# Getting Started with halo2

Firstly, we *highly* recommend that you use VSCode and the rust analyzer extension - especially when first learning halo2, the auto-complete and peek are extremely useful in learning the available API commands.

**Learning Rust**

The Rust book is a good place to get started: the first 5 chapters are elementary and effectively mandatory to read. For more advanced Halo2 usage, it is necessary to know about closures (Ch 13). Later it may be helpful to know about smart pointers (Ch 15), though for performance it's best to not use them when possible.

**Our recommendation:** to ramp up as quickly as possible, read the first 5 chapters of the Rust book and then try to write a ZK circuit using halo2-lib. Rust questions are bound to come up as you go, and you can find answers on-the-fly with Google and the Rust book.

To learn rust best practices, we recommend turning on `cargo clippy`

instead of just `cargo check`

in VSCode->Rust analyzer->Check on save command.

**Halo2-lib**

In the rest of this doc we will explain how to write ZK circuits using the halo2-lib library. We created the halo2-lib library to have a faster, easier API to develop in Halo2.

### Simplified interface

In `halo2-lib`

, the basic frontend interface is that you have a table with two columns and a number of rows which you can specify. The first column, known as the **advice** column, consists of numbers (called **witnesses**), which the Prover gets to fill in on a *per-proof* basis. The second column, known as the **selector** column, consists of boolean numbers (0 or 1), which are determined *once and for all* when the circuit is created. After circuit creation, the selector column is shared with both the prover and the verifier (in some form).

Data:

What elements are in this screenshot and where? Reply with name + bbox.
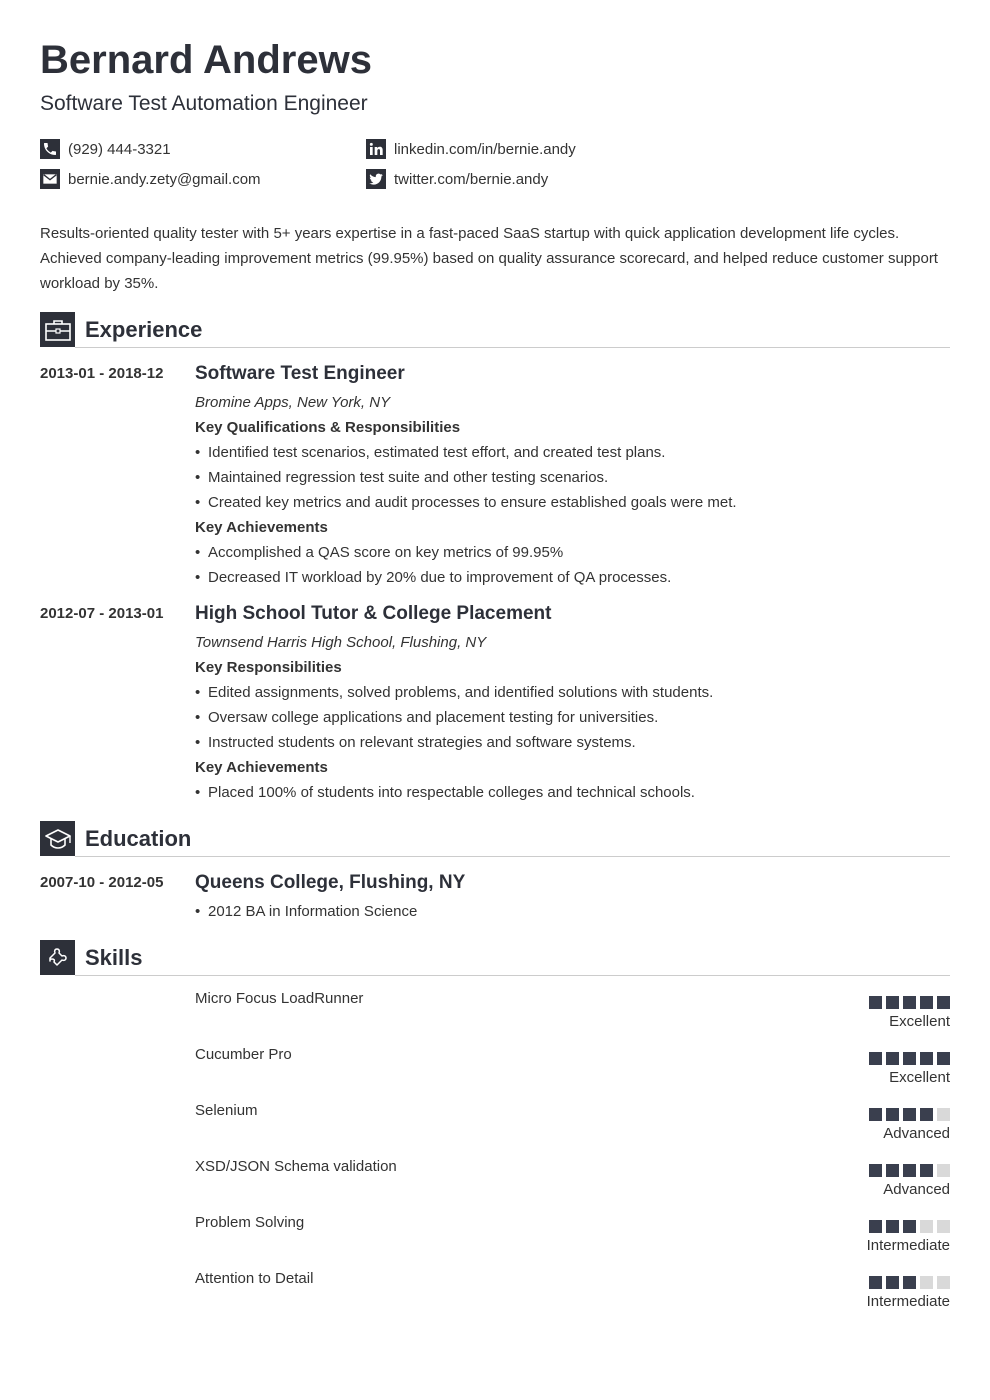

Exercise:
Answer these questions from the halo2 getting-started guide:
(a) Which chapter of the Rust book does the guide name for learning about closures?
(b) Which command does the guide recommend turning on in place of `cargo check`?
(c) What are the numbers in the advice column called?

Exercise response:
(a) Chapter 13
(b) `cargo clippy`
(c) Witnesses